Bounding box rows:

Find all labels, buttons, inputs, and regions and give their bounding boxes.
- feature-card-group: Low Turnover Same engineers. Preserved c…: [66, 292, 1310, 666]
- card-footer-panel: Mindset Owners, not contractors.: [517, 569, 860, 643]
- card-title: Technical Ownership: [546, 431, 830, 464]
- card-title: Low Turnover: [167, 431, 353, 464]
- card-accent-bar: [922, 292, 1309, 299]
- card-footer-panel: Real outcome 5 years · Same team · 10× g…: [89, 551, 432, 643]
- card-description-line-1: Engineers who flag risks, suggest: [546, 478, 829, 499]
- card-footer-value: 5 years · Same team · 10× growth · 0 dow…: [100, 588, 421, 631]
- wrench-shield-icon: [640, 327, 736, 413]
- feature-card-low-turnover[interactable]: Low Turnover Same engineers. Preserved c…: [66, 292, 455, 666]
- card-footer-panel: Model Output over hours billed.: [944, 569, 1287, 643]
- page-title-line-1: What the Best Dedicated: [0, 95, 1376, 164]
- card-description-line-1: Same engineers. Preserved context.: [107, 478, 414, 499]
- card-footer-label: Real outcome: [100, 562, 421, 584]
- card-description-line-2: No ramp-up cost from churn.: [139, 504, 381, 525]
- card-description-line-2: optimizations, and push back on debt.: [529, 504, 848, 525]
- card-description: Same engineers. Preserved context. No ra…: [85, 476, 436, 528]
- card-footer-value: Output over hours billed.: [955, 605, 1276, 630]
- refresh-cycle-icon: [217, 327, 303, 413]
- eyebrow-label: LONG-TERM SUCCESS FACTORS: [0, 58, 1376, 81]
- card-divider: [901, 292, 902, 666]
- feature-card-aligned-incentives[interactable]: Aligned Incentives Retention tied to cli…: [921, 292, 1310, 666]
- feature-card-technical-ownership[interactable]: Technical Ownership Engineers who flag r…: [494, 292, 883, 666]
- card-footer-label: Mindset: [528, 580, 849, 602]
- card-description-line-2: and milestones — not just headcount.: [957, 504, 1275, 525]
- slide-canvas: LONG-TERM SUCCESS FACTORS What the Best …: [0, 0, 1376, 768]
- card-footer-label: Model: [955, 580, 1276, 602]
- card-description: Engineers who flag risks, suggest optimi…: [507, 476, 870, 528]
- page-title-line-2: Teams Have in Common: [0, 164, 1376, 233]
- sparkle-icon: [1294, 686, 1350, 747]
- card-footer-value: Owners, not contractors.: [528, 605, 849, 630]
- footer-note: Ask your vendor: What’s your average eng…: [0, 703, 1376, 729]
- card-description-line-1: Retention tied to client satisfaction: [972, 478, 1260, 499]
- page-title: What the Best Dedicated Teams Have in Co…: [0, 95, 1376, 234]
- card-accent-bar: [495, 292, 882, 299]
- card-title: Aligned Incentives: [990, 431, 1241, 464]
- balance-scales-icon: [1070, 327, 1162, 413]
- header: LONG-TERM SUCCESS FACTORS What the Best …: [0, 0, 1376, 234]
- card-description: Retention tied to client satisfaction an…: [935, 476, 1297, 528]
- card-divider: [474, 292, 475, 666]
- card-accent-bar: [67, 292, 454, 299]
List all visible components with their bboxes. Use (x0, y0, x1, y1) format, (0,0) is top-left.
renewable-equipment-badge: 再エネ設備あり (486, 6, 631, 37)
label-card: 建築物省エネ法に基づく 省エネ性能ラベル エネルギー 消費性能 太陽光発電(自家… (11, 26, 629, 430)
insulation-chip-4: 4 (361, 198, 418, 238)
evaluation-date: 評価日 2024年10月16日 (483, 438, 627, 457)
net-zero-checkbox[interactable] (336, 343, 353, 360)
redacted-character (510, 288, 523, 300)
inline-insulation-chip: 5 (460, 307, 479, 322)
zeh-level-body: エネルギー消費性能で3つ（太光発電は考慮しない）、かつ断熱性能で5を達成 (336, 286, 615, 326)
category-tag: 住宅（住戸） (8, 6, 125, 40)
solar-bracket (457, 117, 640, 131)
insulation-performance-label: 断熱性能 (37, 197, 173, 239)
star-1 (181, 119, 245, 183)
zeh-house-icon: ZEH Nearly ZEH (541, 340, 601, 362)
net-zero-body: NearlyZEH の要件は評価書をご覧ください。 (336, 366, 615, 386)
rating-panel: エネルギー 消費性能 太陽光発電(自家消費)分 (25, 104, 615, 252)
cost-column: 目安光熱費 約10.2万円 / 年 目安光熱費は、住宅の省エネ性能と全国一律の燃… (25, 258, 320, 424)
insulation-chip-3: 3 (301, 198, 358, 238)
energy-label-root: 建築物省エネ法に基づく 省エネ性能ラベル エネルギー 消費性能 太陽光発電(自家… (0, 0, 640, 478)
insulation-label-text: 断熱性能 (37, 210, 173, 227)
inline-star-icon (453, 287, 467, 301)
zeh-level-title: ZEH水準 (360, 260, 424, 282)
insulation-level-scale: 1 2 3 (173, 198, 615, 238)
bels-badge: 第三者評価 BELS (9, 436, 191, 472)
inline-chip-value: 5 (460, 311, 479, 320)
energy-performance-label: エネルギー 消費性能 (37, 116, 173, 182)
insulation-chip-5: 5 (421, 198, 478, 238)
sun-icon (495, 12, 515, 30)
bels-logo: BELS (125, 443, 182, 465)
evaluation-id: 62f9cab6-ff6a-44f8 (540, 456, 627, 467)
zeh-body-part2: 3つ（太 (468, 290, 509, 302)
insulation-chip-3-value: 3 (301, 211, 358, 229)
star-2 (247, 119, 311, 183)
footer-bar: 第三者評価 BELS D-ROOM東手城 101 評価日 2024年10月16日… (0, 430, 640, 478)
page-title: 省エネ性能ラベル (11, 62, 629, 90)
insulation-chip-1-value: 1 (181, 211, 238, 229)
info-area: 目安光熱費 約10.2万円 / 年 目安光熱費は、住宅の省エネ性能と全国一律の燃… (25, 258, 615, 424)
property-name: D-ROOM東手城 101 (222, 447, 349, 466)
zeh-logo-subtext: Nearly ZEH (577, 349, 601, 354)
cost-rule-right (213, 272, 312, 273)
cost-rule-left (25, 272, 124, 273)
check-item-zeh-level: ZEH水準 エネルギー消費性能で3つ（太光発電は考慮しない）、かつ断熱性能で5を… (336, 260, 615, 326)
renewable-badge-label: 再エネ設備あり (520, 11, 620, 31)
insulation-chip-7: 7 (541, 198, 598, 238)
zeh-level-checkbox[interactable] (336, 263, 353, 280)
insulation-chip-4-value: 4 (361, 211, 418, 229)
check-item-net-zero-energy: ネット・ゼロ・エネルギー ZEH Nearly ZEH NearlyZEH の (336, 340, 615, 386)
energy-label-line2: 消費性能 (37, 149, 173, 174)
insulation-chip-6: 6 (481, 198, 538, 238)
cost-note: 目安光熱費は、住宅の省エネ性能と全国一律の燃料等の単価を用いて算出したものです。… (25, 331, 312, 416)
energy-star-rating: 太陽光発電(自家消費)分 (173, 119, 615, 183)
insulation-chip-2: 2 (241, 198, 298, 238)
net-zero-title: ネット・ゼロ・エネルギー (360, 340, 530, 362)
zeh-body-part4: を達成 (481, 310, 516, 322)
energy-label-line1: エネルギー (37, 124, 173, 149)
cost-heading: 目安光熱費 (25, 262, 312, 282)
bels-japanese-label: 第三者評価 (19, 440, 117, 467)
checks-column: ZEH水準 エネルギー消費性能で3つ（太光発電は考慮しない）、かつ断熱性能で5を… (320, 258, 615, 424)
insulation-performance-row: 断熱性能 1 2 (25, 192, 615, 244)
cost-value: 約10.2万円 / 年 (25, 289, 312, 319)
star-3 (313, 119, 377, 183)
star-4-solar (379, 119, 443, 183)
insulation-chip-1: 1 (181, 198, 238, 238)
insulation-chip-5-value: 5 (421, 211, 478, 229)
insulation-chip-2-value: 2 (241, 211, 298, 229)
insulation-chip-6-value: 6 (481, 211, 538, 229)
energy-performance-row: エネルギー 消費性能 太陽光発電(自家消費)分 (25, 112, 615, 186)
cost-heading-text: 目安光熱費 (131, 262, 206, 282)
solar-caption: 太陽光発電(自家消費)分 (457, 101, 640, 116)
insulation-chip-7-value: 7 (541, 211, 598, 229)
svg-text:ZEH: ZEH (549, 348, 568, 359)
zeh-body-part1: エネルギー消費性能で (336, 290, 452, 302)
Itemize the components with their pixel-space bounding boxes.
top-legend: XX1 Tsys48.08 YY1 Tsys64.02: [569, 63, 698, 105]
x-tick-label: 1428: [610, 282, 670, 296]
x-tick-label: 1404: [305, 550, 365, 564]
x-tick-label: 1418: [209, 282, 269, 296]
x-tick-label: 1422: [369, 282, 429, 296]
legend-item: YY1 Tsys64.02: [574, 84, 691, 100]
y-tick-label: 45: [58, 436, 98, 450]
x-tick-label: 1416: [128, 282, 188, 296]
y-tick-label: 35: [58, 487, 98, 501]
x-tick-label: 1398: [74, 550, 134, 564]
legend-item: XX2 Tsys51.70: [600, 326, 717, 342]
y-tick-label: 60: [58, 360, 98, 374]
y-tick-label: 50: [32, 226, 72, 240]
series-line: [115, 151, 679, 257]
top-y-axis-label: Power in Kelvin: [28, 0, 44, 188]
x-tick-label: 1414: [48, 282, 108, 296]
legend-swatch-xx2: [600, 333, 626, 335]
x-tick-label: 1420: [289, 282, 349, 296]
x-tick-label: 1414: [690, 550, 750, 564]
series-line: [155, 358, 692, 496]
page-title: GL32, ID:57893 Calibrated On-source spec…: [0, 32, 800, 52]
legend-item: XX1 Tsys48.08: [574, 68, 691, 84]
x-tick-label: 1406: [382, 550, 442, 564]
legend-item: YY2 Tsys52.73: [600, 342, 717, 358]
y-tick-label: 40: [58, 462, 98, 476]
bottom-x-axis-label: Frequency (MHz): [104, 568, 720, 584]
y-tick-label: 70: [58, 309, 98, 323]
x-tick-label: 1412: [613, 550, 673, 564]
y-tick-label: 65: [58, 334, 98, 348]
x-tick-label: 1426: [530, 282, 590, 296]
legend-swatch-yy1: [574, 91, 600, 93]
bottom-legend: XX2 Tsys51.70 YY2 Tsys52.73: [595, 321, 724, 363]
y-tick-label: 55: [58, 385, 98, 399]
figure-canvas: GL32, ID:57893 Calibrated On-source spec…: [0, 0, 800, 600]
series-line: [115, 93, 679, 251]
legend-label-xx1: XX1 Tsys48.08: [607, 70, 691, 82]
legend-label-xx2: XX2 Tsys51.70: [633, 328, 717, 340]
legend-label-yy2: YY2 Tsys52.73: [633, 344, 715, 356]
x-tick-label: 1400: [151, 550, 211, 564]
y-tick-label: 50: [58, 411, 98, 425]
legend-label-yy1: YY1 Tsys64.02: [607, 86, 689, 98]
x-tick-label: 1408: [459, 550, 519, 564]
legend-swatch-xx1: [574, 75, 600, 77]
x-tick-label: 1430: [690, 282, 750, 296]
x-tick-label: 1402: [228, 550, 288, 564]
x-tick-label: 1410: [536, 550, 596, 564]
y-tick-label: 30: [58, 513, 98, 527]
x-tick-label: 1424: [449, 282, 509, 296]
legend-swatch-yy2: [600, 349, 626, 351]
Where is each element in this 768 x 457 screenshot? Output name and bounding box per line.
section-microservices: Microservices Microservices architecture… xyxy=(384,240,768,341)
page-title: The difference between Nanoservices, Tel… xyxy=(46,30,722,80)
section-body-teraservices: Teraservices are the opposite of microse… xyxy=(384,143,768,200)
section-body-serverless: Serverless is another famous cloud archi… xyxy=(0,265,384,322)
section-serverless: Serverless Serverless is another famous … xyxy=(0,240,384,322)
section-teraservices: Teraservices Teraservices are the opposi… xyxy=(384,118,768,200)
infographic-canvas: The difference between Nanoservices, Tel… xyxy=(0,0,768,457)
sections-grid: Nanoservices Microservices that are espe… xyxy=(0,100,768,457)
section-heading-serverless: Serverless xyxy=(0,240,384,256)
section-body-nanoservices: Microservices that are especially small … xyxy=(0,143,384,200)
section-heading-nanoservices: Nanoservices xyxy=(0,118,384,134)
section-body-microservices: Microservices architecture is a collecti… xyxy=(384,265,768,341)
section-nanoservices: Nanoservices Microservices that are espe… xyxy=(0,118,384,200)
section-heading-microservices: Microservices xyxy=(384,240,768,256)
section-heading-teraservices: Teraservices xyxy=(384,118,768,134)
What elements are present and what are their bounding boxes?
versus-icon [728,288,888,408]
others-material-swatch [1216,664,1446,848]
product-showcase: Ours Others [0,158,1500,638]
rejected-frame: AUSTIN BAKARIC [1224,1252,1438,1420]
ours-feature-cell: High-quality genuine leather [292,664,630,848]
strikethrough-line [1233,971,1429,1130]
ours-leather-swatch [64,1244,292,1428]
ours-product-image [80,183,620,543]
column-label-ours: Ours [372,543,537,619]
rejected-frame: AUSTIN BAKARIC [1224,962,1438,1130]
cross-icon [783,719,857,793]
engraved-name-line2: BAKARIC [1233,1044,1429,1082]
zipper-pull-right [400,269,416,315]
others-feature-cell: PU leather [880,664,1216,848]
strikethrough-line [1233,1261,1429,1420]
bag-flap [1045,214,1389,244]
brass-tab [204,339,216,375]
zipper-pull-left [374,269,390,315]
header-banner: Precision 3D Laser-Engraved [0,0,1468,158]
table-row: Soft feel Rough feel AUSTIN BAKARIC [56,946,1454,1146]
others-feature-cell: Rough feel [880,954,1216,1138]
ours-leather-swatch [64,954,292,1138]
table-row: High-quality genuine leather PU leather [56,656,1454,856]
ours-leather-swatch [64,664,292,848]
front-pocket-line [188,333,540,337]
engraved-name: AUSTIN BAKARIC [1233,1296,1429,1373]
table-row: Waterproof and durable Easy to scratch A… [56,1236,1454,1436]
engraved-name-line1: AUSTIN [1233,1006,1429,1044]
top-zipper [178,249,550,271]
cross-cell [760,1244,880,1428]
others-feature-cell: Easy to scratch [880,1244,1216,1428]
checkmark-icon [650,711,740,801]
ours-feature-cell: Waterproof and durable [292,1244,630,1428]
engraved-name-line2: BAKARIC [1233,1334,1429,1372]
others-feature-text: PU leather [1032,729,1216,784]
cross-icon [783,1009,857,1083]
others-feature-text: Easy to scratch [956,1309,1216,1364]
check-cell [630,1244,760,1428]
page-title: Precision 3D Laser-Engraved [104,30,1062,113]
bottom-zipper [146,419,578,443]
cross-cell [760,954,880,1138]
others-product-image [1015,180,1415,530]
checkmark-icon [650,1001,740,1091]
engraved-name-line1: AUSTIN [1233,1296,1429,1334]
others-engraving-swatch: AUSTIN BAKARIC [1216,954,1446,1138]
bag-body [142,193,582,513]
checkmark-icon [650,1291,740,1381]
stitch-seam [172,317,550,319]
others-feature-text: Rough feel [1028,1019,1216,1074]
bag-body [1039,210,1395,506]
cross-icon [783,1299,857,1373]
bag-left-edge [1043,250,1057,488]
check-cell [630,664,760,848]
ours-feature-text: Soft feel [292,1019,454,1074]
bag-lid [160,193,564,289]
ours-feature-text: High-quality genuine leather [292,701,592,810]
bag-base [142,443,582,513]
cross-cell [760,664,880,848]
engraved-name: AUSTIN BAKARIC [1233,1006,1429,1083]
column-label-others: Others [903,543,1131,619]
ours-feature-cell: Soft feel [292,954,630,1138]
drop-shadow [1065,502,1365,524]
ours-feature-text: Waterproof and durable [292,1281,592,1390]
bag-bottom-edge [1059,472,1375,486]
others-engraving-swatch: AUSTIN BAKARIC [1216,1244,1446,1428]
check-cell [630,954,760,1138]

### WORK TO BE COMPLETED
Extract every line above, from the start of the rows through the line that contains "- card-divider: [901, 292, 902, 666]", with both ends included. Reproduce each line unchanged.

### SOLUTION
Find all labels, buttons, inputs, and regions and give their bounding boxes.
- feature-card-group: Low Turnover Same engineers. Preserved c…: [66, 292, 1310, 666]
- card-footer-panel: Mindset Owners, not contractors.: [517, 569, 860, 643]
- card-title: Technical Ownership: [546, 431, 830, 464]
- card-title: Low Turnover: [167, 431, 353, 464]
- card-accent-bar: [922, 292, 1309, 299]
- card-footer-panel: Real outcome 5 years · Same team · 10× g…: [89, 551, 432, 643]
- card-description-line-1: Engineers who flag risks, suggest: [546, 478, 829, 499]
- card-footer-value: 5 years · Same team · 10× growth · 0 dow…: [100, 588, 421, 631]
- wrench-shield-icon: [640, 327, 736, 413]
- feature-card-low-turnover[interactable]: Low Turnover Same engineers. Preserved c…: [66, 292, 455, 666]
- card-footer-panel: Model Output over hours billed.: [944, 569, 1287, 643]
- page-title-line-1: What the Best Dedicated: [0, 95, 1376, 164]
- card-description-line-1: Same engineers. Preserved context.: [107, 478, 414, 499]
- card-footer-label: Real outcome: [100, 562, 421, 584]
- card-description-line-2: No ramp-up cost from churn.: [139, 504, 381, 525]
- card-description-line-2: optimizations, and push back on debt.: [529, 504, 848, 525]
- card-description: Same engineers. Preserved context. No ra…: [85, 476, 436, 528]
- card-footer-value: Output over hours billed.: [955, 605, 1276, 630]
- refresh-cycle-icon: [217, 327, 303, 413]
- eyebrow-label: LONG-TERM SUCCESS FACTORS: [0, 58, 1376, 81]
- card-divider: [901, 292, 902, 666]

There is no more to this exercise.